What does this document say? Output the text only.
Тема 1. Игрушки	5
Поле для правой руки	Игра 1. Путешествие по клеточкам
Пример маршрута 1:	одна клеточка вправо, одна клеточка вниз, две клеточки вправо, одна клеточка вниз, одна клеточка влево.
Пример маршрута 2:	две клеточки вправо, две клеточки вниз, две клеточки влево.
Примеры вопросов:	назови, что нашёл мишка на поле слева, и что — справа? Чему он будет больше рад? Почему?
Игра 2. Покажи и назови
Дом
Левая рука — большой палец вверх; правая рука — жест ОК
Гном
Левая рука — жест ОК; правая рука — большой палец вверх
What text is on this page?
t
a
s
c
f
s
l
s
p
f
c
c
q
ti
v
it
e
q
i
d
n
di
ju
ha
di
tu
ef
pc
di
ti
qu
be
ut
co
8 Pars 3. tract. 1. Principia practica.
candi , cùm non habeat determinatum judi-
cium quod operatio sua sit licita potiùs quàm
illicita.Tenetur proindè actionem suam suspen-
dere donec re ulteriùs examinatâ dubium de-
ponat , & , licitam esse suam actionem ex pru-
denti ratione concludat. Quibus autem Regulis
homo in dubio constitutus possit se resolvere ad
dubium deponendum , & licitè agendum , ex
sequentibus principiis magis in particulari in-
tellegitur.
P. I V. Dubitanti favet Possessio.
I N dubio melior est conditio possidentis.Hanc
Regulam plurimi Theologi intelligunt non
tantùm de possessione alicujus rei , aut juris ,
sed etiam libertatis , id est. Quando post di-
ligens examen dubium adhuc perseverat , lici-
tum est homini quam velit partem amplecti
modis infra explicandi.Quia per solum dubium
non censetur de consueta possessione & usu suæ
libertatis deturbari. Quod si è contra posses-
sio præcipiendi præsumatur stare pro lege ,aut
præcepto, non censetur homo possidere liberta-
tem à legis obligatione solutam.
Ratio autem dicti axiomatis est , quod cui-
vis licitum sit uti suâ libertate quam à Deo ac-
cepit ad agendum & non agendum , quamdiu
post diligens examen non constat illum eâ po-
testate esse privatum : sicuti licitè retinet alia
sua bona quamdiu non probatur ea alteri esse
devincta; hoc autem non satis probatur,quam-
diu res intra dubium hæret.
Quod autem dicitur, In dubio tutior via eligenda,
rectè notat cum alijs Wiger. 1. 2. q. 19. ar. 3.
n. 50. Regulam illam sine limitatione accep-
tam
- - - -
Working from the entries above, return all lines that contain "suam".

# Task output:
illicita.Tenetur proindè actionem suam suspen-
ponat , & , licitam esse suam actionem ex pru-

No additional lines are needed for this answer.